What you will do -
Return all of the entries exactly as written.

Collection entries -
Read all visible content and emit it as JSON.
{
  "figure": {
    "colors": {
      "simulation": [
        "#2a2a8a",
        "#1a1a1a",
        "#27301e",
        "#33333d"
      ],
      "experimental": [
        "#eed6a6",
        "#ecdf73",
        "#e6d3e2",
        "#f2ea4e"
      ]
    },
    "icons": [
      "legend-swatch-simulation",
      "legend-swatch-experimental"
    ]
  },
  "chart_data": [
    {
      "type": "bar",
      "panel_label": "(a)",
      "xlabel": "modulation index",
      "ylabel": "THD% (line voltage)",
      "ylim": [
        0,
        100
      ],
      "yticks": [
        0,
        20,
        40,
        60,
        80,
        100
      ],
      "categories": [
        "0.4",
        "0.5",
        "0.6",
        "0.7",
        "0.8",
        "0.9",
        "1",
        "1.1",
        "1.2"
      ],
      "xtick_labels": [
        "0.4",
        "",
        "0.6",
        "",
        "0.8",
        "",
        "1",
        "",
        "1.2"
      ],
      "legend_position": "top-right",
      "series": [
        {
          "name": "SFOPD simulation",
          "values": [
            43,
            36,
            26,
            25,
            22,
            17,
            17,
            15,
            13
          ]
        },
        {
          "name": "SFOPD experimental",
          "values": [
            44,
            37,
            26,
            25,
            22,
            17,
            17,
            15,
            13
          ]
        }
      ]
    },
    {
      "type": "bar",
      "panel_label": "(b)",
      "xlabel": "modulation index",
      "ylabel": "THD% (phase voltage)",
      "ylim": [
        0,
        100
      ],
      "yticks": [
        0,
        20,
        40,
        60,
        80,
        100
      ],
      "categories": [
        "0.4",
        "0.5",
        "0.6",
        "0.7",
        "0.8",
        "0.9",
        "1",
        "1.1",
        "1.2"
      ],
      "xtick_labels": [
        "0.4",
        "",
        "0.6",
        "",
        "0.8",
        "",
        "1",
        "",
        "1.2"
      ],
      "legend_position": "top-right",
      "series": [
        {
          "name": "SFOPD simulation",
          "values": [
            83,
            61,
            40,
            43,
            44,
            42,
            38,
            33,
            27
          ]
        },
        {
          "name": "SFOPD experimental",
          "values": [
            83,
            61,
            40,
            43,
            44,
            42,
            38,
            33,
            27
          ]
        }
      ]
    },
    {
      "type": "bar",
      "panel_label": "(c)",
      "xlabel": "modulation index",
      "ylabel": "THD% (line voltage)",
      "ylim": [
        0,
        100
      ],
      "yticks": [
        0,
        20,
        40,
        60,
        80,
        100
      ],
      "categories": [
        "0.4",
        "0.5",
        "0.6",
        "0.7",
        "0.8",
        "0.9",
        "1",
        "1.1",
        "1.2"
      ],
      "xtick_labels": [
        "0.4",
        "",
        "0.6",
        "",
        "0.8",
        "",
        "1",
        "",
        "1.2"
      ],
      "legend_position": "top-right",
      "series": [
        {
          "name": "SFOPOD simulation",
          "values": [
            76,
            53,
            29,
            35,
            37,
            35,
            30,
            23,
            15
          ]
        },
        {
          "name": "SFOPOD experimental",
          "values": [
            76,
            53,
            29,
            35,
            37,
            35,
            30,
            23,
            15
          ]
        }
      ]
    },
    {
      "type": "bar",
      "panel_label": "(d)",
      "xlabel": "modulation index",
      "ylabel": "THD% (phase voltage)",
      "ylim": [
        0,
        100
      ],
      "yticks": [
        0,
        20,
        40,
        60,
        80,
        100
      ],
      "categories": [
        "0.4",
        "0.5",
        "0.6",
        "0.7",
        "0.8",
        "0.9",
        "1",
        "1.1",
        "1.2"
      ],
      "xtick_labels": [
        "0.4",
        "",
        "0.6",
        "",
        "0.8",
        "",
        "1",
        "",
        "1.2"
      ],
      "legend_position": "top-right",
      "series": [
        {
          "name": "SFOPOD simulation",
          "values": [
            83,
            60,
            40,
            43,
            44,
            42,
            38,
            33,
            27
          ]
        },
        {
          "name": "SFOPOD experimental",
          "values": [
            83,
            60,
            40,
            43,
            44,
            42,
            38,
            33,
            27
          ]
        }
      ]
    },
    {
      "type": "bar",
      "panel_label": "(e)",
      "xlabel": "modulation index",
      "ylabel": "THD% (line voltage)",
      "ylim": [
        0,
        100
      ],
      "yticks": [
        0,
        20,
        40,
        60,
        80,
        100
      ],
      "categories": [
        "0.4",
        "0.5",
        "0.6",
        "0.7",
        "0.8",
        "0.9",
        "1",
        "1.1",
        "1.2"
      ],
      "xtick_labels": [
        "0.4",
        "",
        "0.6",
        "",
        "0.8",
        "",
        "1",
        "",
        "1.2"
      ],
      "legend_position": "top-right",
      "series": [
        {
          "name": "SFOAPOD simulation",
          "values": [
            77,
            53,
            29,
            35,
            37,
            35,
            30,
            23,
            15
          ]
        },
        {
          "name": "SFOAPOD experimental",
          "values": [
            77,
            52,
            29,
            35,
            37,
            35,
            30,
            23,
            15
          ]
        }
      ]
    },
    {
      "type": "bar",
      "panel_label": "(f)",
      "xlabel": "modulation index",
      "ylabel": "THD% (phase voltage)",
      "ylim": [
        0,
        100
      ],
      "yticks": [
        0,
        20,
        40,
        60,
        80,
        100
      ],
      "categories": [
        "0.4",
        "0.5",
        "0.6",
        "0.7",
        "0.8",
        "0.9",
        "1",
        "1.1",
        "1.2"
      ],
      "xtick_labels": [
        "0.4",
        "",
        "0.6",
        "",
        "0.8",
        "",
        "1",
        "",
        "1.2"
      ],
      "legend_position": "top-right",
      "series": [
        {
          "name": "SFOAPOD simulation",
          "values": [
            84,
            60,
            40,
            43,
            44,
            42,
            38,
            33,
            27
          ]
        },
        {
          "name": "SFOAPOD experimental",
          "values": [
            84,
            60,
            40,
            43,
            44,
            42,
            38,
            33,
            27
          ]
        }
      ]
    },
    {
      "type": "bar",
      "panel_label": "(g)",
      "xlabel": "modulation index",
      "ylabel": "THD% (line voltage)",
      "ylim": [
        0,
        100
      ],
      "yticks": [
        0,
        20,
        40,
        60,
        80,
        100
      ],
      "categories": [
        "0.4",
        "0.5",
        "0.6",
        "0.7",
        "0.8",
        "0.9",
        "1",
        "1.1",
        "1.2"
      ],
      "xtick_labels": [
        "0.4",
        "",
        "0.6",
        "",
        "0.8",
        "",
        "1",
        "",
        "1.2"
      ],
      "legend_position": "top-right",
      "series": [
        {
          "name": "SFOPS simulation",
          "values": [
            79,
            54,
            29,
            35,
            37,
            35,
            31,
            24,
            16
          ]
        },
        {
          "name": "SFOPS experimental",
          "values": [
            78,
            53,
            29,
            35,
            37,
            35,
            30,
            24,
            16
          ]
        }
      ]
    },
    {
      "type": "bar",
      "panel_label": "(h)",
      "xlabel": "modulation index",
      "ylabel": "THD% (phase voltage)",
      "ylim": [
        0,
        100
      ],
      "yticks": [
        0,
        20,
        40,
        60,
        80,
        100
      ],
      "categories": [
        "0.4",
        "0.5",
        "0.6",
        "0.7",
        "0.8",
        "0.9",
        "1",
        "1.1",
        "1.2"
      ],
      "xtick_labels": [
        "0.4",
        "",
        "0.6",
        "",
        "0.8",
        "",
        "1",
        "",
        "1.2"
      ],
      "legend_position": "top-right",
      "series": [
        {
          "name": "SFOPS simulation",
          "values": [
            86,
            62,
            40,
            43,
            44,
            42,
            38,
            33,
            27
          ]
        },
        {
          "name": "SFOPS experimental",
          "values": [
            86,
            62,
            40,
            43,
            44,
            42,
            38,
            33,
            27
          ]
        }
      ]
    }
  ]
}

Task output -
Read all visible content and emit it as JSON.
{
  "figure": {
    "colors": {
      "simulation": [
        "#2a2a8a",
        "#1a1a1a",
        "#27301e",
        "#33333d"
      ],
      "experimental": [
        "#eed6a6",
        "#ecdf73",
        "#e6d3e2",
        "#f2ea4e"
      ]
    },
    "icons": [
      "legend-swatch-simulation",
      "legend-swatch-experimental"
    ]
  },
  "chart_data": [
    {
      "type": "bar",
      "panel_label": "(a)",
      "xlabel": "modulation index",
      "ylabel": "THD% (line voltage)",
      "ylim": [
        0,
        100
      ],
      "yticks": [
        0,
        20,
        40,
        60,
        80,
        100
      ],
      "categories": [
        "0.4",
        "0.5",
        "0.6",
        "0.7",
        "0.8",
        "0.9",
        "1",
        "1.1",
        "1.2"
      ],
      "xtick_labels": [
        "0.4",
        "",
        "0.6",
        "",
        "0.8",
        "",
        "1",
        "",
        "1.2"
      ],
      "legend_position": "top-right",
      "series": [
        {
          "name": "SFOPD simulation",
          "values": [
            43,
            36,
            26,
            25,
            22,
            17,
            17,
            15,
            13
          ]
        },
        {
          "name": "SFOPD experimental",
          "values": [
            44,
            37,
            26,
            25,
            22,
            17,
            17,
            15,
            13
          ]
        }
      ]
    },
    {
      "type": "bar",
      "panel_label": "(b)",
      "xlabel": "modulation index",
      "ylabel": "THD% (phase voltage)",
      "ylim": [
        0,
        100
      ],
      "yticks": [
        0,
        20,
        40,
        60,
        80,
        100
      ],
      "categories": [
        "0.4",
        "0.5",
        "0.6",
        "0.7",
        "0.8",
        "0.9",
        "1",
        "1.1",
        "1.2"
      ],
      "xtick_labels": [
        "0.4",
        "",
        "0.6",
        "",
        "0.8",
        "",
        "1",
        "",
        "1.2"
      ],
      "legend_position": "top-right",
      "series": [
        {
          "name": "SFOPD simulation",
          "values": [
            83,
            61,
            40,
            43,
            44,
            42,
            38,
            33,
            27
          ]
        },
        {
          "name": "SFOPD experimental",
          "values": [
            83,
            61,
            40,
            43,
            44,
            42,
            38,
            33,
            27
          ]
        }
      ]
    },
    {
      "type": "bar",
      "panel_label": "(c)",
      "xlabel": "modulation index",
      "ylabel": "THD% (line voltage)",
      "ylim": [
        0,
        100
      ],
      "yticks": [
        0,
        20,
        40,
        60,
        80,
        100
      ],
      "categories": [
        "0.4",
        "0.5",
        "0.6",
        "0.7",
        "0.8",
        "0.9",
        "1",
        "1.1",
        "1.2"
      ],
      "xtick_labels": [
        "0.4",
        "",
        "0.6",
        "",
        "0.8",
        "",
        "1",
        "",
        "1.2"
      ],
      "legend_position": "top-right",
      "series": [
        {
          "name": "SFOPOD simulation",
          "values": [
            76,
            53,
            29,
            35,
            37,
            35,
            30,
            23,
            15
          ]
        },
        {
          "name": "SFOPOD experimental",
          "values": [
            76,
            53,
            29,
            35,
            37,
            35,
            30,
            23,
            15
          ]
        }
      ]
    },
    {
      "type": "bar",
      "panel_label": "(d)",
      "xlabel": "modulation index",
      "ylabel": "THD% (phase voltage)",
      "ylim": [
        0,
        100
      ],
      "yticks": [
        0,
        20,
        40,
        60,
        80,
        100
      ],
      "categories": [
        "0.4",
        "0.5",
        "0.6",
        "0.7",
        "0.8",
        "0.9",
        "1",
        "1.1",
        "1.2"
      ],
      "xtick_labels": [
        "0.4",
        "",
        "0.6",
        "",
        "0.8",
        "",
        "1",
        "",
        "1.2"
      ],
      "legend_position": "top-right",
      "series": [
        {
          "name": "SFOPOD simulation",
          "values": [
            83,
            60,
            40,
            43,
            44,
            42,
            38,
            33,
            27
          ]
        },
        {
          "name": "SFOPOD experimental",
          "values": [
            83,
            60,
            40,
            43,
            44,
            42,
            38,
            33,
            27
          ]
        }
      ]
    },
    {
      "type": "bar",
      "panel_label": "(e)",
      "xlabel": "modulation index",
      "ylabel": "THD% (line voltage)",
      "ylim": [
        0,
        100
      ],
      "yticks": [
        0,
        20,
        40,
        60,
        80,
        100
      ],
      "categories": [
        "0.4",
        "0.5",
        "0.6",
        "0.7",
        "0.8",
        "0.9",
        "1",
        "1.1",
        "1.2"
      ],
      "xtick_labels": [
        "0.4",
        "",
        "0.6",
        "",
        "0.8",
        "",
        "1",
        "",
        "1.2"
      ],
      "legend_position": "top-right",
      "series": [
        {
          "name": "SFOAPOD simulation",
          "values": [
            77,
            53,
            29,
            35,
            37,
            35,
            30,
            23,
            15
          ]
        },
        {
          "name": "SFOAPOD experimental",
          "values": [
            77,
            52,
            29,
            35,
            37,
            35,
            30,
            23,
            15
          ]
        }
      ]
    },
    {
      "type": "bar",
      "panel_label": "(f)",
      "xlabel": "modulation index",
      "ylabel": "THD% (phase voltage)",
      "ylim": [
        0,
        100
      ],
      "yticks": [
        0,
        20,
        40,
        60,
        80,
        100
      ],
      "categories": [
        "0.4",
        "0.5",
        "0.6",
        "0.7",
        "0.8",
        "0.9",
        "1",
        "1.1",
        "1.2"
      ],
      "xtick_labels": [
        "0.4",
        "",
        "0.6",
        "",
        "0.8",
        "",
        "1",
        "",
        "1.2"
      ],
      "legend_position": "top-right",
      "series": [
        {
          "name": "SFOAPOD simulation",
          "values": [
            84,
            60,
            40,
            43,
            44,
            42,
            38,
            33,
            27
          ]
        },
        {
          "name": "SFOAPOD experimental",
          "values": [
            84,
            60,
            40,
            43,
            44,
            42,
            38,
            33,
            27
          ]
        }
      ]
    },
    {
      "type": "bar",
      "panel_label": "(g)",
      "xlabel": "modulation index",
      "ylabel": "THD% (line voltage)",
      "ylim": [
        0,
        100
      ],
      "yticks": [
        0,
        20,
        40,
        60,
        80,
        100
      ],
      "categories": [
        "0.4",
        "0.5",
        "0.6",
        "0.7",
        "0.8",
        "0.9",
        "1",
        "1.1",
        "1.2"
      ],
      "xtick_labels": [
        "0.4",
        "",
        "0.6",
        "",
        "0.8",
        "",
        "1",
        "",
        "1.2"
      ],
      "legend_position": "top-right",
      "series": [
        {
          "name": "SFOPS simulation",
          "values": [
            79,
            54,
            29,
            35,
            37,
            35,
            31,
            24,
            16
          ]
        },
        {
          "name": "SFOPS experimental",
          "values": [
            78,
            53,
            29,
            35,
            37,
            35,
            30,
            24,
            16
          ]
        }
      ]
    },
    {
      "type": "bar",
      "panel_label": "(h)",
      "xlabel": "modulation index",
      "ylabel": "THD% (phase voltage)",
      "ylim": [
        0,
        100
      ],
      "yticks": [
        0,
        20,
        40,
        60,
        80,
        100
      ],
      "categories": [
        "0.4",
        "0.5",
        "0.6",
        "0.7",
        "0.8",
        "0.9",
        "1",
        "1.1",
        "1.2"
      ],
      "xtick_labels": [
        "0.4",
        "",
        "0.6",
        "",
        "0.8",
        "",
        "1",
        "",
        "1.2"
      ],
      "legend_position": "top-right",
      "series": [
        {
          "name": "SFOPS simulation",
          "values": [
            86,
            62,
            40,
            43,
            44,
            42,
            38,
            33,
            27
          ]
        },
        {
          "name": "SFOPS experimental",
          "values": [
            86,
            62,
            40,
            43,
            44,
            42,
            38,
            33,
            27
          ]
        }
      ]
    }
  ]
}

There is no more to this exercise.